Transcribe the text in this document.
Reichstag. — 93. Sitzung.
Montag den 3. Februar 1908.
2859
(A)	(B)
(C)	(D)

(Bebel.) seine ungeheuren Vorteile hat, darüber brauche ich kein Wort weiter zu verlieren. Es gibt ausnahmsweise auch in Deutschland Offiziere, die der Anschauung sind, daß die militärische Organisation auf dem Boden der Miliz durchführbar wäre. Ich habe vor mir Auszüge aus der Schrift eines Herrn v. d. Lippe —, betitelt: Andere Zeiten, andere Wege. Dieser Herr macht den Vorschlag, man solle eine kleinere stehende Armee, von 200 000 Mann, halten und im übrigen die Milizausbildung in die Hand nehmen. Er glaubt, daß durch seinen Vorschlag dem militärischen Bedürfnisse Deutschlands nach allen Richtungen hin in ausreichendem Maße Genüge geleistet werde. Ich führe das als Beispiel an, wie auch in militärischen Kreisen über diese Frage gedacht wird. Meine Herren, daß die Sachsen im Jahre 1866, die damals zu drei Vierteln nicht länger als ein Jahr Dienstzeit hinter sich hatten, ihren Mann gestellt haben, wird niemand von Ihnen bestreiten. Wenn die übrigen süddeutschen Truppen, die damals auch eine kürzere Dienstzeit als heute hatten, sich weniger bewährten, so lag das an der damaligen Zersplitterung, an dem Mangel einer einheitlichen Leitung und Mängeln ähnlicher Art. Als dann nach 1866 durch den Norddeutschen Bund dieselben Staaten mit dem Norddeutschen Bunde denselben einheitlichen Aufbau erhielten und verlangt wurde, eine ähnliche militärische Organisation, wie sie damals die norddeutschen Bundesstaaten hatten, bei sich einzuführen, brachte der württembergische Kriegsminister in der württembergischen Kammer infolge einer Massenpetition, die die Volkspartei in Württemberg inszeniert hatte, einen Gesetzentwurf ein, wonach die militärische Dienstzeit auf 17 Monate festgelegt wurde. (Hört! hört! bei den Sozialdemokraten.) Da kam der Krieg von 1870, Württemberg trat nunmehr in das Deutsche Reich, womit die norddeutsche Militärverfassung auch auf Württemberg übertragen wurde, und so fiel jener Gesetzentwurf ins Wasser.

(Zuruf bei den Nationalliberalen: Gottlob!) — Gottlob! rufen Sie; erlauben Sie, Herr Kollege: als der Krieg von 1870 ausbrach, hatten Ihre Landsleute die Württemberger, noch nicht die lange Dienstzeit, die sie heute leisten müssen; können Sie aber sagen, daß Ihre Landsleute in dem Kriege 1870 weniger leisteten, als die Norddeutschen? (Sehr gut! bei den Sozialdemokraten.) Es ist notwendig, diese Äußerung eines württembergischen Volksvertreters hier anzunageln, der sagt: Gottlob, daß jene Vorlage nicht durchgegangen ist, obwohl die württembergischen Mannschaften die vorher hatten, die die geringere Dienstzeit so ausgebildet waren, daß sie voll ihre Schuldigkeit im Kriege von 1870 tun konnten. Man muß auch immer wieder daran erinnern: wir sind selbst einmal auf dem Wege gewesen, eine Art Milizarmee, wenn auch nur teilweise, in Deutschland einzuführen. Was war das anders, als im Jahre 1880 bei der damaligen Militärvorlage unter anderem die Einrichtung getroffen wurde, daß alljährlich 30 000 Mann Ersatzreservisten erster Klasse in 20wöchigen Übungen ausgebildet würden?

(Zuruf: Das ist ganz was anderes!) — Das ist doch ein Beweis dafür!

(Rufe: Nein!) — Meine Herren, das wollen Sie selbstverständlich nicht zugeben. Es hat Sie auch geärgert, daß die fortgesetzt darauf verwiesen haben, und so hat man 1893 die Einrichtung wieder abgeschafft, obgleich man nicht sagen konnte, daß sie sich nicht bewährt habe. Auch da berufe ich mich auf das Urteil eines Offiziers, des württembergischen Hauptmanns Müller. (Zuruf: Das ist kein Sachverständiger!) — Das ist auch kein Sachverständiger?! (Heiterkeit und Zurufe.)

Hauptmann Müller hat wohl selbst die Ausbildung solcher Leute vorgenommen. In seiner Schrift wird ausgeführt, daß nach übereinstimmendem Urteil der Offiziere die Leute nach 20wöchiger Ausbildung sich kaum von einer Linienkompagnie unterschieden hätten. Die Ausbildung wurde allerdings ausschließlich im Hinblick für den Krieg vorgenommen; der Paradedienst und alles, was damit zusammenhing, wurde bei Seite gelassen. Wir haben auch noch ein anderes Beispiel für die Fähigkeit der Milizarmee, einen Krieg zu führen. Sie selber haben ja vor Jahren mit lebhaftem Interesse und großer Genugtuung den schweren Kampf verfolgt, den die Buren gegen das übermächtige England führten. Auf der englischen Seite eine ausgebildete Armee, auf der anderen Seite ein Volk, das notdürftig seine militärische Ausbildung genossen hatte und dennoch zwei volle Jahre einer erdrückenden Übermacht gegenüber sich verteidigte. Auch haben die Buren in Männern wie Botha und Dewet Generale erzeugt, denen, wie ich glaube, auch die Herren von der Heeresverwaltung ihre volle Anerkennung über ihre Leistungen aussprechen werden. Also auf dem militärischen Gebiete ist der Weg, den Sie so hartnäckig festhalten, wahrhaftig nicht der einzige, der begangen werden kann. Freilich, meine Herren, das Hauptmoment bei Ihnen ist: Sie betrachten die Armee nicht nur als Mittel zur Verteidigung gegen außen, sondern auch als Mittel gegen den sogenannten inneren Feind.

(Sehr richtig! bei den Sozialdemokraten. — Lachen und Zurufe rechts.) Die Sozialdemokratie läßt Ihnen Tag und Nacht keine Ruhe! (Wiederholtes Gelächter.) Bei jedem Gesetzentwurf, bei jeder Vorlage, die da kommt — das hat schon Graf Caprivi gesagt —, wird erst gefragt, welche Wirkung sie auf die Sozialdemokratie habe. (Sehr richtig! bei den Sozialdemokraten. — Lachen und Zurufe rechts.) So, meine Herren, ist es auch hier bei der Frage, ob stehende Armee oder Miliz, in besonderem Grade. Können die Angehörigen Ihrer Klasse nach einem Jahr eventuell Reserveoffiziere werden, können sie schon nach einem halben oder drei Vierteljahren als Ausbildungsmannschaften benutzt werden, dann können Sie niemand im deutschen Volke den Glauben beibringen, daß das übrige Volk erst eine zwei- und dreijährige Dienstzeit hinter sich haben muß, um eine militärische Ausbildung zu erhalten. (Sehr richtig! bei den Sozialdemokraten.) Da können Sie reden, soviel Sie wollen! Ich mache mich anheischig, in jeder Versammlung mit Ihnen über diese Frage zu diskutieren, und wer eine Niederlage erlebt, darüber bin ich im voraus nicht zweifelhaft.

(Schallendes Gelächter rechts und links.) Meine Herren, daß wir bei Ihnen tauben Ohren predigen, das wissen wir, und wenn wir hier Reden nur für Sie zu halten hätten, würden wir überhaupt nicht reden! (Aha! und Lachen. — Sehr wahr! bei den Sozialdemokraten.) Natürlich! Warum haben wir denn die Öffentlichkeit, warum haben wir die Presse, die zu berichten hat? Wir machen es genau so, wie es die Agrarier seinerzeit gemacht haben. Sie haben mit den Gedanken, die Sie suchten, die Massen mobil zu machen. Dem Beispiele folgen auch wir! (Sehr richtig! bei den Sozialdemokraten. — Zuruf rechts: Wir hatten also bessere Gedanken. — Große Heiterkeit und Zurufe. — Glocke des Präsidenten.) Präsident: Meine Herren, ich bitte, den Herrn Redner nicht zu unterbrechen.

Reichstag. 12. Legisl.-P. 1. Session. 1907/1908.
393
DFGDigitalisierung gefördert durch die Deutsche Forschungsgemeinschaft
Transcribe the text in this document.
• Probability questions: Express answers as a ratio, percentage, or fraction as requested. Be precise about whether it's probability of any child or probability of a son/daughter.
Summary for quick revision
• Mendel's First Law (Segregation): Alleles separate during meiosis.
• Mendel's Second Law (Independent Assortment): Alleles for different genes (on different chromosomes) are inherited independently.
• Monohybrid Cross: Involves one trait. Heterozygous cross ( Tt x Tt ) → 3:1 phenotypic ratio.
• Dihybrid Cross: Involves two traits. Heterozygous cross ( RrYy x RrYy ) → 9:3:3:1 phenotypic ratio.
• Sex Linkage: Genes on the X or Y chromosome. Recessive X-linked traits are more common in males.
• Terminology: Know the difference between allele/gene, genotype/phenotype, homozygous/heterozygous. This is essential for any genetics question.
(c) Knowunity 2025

* [Task prompt]
The expected answer is a copy of every line in the entries that holds the word "Cross".

* [Result below]
• Monohybrid Cross: Involves one trait. Heterozygous cross ( Tt x Tt ) → 3:1 phenotypic ratio.
• Dihybrid Cross: Involves two traits. Heterozygous cross ( RrYy x RrYy ) → 9:3:3:1 phenotypic ratio.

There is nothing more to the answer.